-- BEGIN EXERCISE MATERIAL --

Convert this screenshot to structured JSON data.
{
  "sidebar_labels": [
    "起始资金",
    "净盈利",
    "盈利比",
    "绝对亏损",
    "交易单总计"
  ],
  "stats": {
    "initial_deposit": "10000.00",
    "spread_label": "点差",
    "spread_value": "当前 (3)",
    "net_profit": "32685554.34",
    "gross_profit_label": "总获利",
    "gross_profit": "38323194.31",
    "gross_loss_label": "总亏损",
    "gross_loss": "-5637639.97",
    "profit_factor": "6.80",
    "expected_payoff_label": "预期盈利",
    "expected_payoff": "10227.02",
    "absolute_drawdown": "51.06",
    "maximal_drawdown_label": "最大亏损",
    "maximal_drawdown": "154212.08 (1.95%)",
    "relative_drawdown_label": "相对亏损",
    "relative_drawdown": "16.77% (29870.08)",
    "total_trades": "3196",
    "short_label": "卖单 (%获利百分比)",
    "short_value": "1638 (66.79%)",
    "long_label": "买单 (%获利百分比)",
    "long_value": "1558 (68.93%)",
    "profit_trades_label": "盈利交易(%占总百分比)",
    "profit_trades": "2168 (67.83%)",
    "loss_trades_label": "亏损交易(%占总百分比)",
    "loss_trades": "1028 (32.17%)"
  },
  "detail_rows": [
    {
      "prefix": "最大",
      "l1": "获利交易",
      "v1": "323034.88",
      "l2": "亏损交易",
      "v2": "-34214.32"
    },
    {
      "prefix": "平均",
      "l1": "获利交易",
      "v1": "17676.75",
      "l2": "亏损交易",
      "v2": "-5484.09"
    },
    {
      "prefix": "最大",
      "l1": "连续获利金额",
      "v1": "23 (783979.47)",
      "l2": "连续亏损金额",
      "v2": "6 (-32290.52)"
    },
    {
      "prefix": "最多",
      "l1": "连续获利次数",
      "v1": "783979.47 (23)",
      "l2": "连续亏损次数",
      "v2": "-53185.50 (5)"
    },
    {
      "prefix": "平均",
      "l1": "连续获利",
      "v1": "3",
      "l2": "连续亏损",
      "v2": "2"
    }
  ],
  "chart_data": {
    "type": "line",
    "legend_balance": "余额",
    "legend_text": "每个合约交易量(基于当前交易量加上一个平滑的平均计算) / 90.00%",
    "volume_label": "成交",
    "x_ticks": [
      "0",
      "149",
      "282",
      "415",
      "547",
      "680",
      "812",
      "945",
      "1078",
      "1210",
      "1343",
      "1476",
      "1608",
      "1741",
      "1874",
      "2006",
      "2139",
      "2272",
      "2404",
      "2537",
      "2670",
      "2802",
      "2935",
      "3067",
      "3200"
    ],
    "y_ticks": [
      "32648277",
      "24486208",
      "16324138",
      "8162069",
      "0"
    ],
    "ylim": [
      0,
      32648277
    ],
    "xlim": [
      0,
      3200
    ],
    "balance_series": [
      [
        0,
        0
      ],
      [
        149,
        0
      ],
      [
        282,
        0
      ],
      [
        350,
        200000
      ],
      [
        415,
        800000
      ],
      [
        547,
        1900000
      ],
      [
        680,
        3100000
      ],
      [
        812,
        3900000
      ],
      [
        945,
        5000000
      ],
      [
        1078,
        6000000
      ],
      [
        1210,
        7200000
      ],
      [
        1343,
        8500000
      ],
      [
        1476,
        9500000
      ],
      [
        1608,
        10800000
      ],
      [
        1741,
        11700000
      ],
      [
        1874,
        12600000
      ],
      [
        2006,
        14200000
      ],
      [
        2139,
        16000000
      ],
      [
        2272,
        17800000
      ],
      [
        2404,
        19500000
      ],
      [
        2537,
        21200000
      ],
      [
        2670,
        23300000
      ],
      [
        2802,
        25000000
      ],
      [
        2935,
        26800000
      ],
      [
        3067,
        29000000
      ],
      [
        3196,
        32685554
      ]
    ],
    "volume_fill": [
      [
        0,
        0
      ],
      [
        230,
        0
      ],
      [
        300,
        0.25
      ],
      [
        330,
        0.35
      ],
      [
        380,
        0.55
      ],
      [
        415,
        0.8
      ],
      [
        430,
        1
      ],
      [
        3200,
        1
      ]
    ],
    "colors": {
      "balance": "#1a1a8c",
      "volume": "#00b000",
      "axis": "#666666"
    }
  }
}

-- END EXERCISE MATERIAL --

→ THE PROBLEM
Quote every entry exactly.

→ OUTPUT OF THE TASK
Convert this screenshot to structured JSON data.
{
  "sidebar_labels": [
    "起始资金",
    "净盈利",
    "盈利比",
    "绝对亏损",
    "交易单总计"
  ],
  "stats": {
    "initial_deposit": "10000.00",
    "spread_label": "点差",
    "spread_value": "当前 (3)",
    "net_profit": "32685554.34",
    "gross_profit_label": "总获利",
    "gross_profit": "38323194.31",
    "gross_loss_label": "总亏损",
    "gross_loss": "-5637639.97",
    "profit_factor": "6.80",
    "expected_payoff_label": "预期盈利",
    "expected_payoff": "10227.02",
    "absolute_drawdown": "51.06",
    "maximal_drawdown_label": "最大亏损",
    "maximal_drawdown": "154212.08 (1.95%)",
    "relative_drawdown_label": "相对亏损",
    "relative_drawdown": "16.77% (29870.08)",
    "total_trades": "3196",
    "short_label": "卖单 (%获利百分比)",
    "short_value": "1638 (66.79%)",
    "long_label": "买单 (%获利百分比)",
    "long_value": "1558 (68.93%)",
    "profit_trades_label": "盈利交易(%占总百分比)",
    "profit_trades": "2168 (67.83%)",
    "loss_trades_label": "亏损交易(%占总百分比)",
    "loss_trades": "1028 (32.17%)"
  },
  "detail_rows": [
    {
      "prefix": "最大",
      "l1": "获利交易",
      "v1": "323034.88",
      "l2": "亏损交易",
      "v2": "-34214.32"
    },
    {
      "prefix": "平均",
      "l1": "获利交易",
      "v1": "17676.75",
      "l2": "亏损交易",
      "v2": "-5484.09"
    },
    {
      "prefix": "最大",
      "l1": "连续获利金额",
      "v1": "23 (783979.47)",
      "l2": "连续亏损金额",
      "v2": "6 (-32290.52)"
    },
    {
      "prefix": "最多",
      "l1": "连续获利次数",
      "v1": "783979.47 (23)",
      "l2": "连续亏损次数",
      "v2": "-53185.50 (5)"
    },
    {
      "prefix": "平均",
      "l1": "连续获利",
      "v1": "3",
      "l2": "连续亏损",
      "v2": "2"
    }
  ],
  "chart_data": {
    "type": "line",
    "legend_balance": "余额",
    "legend_text": "每个合约交易量(基于当前交易量加上一个平滑的平均计算) / 90.00%",
    "volume_label": "成交",
    "x_ticks": [
      "0",
      "149",
      "282",
      "415",
      "547",
      "680",
      "812",
      "945",
      "1078",
      "1210",
      "1343",
      "1476",
      "1608",
      "1741",
      "1874",
      "2006",
      "2139",
      "2272",
      "2404",
      "2537",
      "2670",
      "2802",
      "2935",
      "3067",
      "3200"
    ],
    "y_ticks": [
      "32648277",
      "24486208",
      "16324138",
      "8162069",
      "0"
    ],
    "ylim": [
      0,
      32648277
    ],
    "xlim": [
      0,
      3200
    ],
    "balance_series": [
      [
        0,
        0
      ],
      [
        149,
        0
      ],
      [
        282,
        0
      ],
      [
        350,
        200000
      ],
      [
        415,
        800000
      ],
      [
        547,
        1900000
      ],
      [
        680,
        3100000
      ],
      [
        812,
        3900000
      ],
      [
        945,
        5000000
      ],
      [
        1078,
        6000000
      ],
      [
        1210,
        7200000
      ],
      [
        1343,
        8500000
      ],
      [
        1476,
        9500000
      ],
      [
        1608,
        10800000
      ],
      [
        1741,
        11700000
      ],
      [
        1874,
        12600000
      ],
      [
        2006,
        14200000
      ],
      [
        2139,
        16000000
      ],
      [
        2272,
        17800000
      ],
      [
        2404,
        19500000
      ],
      [
        2537,
        21200000
      ],
      [
        2670,
        23300000
      ],
      [
        2802,
        25000000
      ],
      [
        2935,
        26800000
      ],
      [
        3067,
        29000000
      ],
      [
        3196,
        32685554
      ]
    ],
    "volume_fill": [
      [
        0,
        0
      ],
      [
        230,
        0
      ],
      [
        300,
        0.25
      ],
      [
        330,
        0.35
      ],
      [
        380,
        0.55
      ],
      [
        415,
        0.8
      ],
      [
        430,
        1
      ],
      [
        3200,
        1
      ]
    ],
    "colors": {
      "balance": "#1a1a8c",
      "volume": "#00b000",
      "axis": "#666666"
    }
  }
}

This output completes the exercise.